__Work instructions__:
Tally the lines that hold the string "have", and reply with the count alone.

__Task inputs__:

####

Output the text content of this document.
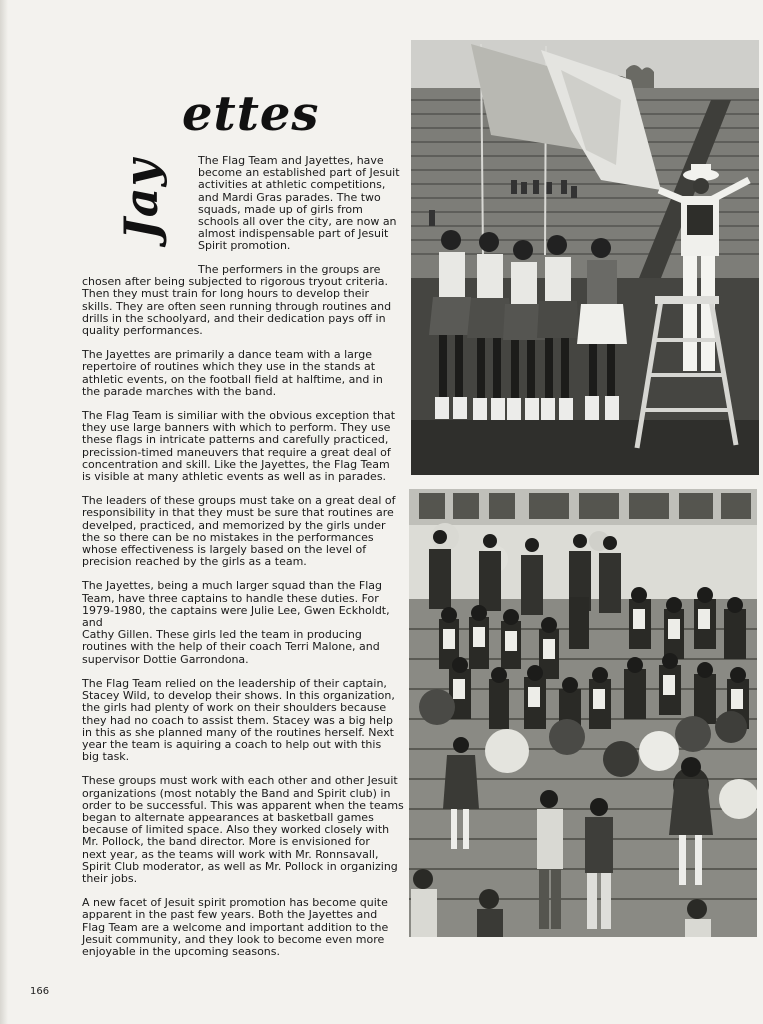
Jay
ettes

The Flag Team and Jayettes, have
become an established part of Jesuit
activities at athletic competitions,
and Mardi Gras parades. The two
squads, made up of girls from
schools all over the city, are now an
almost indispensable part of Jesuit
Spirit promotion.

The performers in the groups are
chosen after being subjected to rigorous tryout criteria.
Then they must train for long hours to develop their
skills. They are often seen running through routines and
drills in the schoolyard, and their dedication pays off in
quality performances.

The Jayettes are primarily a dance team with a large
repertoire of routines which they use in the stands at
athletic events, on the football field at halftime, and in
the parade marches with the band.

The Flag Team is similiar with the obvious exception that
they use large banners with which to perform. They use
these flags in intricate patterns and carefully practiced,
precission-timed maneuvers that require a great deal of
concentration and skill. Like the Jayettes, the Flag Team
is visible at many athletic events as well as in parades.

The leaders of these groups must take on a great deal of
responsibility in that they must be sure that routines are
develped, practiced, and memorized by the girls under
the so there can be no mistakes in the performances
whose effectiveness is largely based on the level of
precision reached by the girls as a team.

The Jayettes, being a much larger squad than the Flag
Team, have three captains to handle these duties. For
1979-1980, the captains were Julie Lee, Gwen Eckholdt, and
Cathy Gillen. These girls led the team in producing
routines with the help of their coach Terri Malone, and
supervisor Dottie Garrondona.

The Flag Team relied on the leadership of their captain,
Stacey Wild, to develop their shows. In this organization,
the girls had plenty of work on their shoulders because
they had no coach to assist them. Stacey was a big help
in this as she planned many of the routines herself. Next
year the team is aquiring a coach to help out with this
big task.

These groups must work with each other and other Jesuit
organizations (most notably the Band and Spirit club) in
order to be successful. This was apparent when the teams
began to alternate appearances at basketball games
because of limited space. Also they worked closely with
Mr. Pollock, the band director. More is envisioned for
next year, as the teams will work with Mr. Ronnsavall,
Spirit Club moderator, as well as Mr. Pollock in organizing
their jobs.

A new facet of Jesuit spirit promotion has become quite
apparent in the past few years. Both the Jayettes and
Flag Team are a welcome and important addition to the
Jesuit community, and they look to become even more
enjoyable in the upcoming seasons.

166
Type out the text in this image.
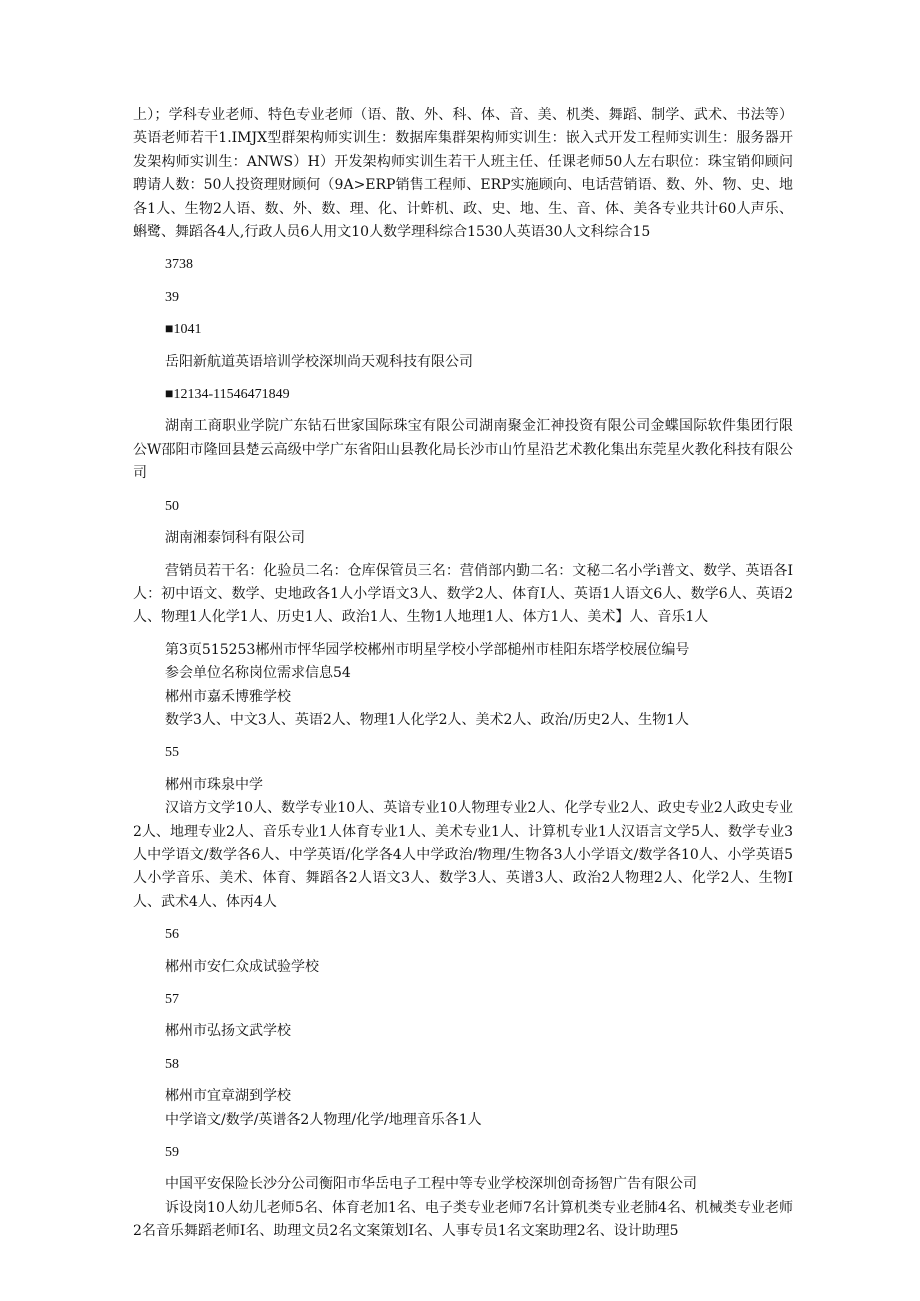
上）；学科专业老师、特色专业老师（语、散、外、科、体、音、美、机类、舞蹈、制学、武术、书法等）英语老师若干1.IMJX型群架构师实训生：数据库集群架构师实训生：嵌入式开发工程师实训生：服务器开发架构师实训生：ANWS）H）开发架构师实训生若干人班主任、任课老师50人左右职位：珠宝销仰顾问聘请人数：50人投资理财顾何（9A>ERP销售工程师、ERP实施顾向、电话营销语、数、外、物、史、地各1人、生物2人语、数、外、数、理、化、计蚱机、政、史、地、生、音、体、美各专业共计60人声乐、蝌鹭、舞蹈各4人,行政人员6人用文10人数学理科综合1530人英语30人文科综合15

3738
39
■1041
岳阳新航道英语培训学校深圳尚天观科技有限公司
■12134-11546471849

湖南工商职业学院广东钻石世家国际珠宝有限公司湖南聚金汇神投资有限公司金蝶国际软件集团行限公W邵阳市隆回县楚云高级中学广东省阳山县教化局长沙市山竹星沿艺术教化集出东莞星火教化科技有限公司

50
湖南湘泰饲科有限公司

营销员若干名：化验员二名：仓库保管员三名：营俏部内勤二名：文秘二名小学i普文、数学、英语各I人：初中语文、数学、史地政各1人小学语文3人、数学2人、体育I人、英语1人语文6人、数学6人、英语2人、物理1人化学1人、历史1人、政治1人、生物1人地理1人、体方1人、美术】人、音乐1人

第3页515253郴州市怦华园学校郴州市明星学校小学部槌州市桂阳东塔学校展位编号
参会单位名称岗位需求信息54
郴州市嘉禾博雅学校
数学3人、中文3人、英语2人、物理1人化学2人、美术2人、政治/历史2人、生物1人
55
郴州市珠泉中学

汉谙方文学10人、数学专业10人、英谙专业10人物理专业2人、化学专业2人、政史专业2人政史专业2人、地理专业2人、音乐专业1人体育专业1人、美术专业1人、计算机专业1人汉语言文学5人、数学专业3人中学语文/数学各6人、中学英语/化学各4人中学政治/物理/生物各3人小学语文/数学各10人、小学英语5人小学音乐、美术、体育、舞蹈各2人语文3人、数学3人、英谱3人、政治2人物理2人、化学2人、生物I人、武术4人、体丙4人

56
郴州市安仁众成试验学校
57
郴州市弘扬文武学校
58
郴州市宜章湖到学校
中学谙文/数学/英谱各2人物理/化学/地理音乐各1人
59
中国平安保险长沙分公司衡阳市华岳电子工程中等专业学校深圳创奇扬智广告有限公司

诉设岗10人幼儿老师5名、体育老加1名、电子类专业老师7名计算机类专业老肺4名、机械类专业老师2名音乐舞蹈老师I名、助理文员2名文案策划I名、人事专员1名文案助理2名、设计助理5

####

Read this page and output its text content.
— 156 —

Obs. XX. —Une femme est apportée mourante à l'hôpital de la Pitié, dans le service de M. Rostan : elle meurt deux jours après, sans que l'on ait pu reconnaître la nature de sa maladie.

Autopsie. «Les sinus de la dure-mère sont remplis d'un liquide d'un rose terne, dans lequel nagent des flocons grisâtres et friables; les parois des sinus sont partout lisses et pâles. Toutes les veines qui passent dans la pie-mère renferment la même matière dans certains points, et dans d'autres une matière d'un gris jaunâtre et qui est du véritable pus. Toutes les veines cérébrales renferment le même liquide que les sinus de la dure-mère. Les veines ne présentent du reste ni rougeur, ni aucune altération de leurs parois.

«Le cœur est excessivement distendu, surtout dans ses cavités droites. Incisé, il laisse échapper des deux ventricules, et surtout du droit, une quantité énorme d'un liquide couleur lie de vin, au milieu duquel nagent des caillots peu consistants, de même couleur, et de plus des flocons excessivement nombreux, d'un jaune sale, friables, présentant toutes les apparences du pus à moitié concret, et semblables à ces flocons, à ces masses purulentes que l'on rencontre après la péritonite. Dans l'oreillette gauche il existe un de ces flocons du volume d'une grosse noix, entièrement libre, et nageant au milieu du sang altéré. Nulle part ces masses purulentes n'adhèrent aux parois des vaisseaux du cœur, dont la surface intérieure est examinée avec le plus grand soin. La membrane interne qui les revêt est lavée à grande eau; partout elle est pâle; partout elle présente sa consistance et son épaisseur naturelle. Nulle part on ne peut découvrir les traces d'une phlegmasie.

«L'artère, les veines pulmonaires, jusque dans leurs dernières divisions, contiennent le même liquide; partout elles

####

__In response__:
2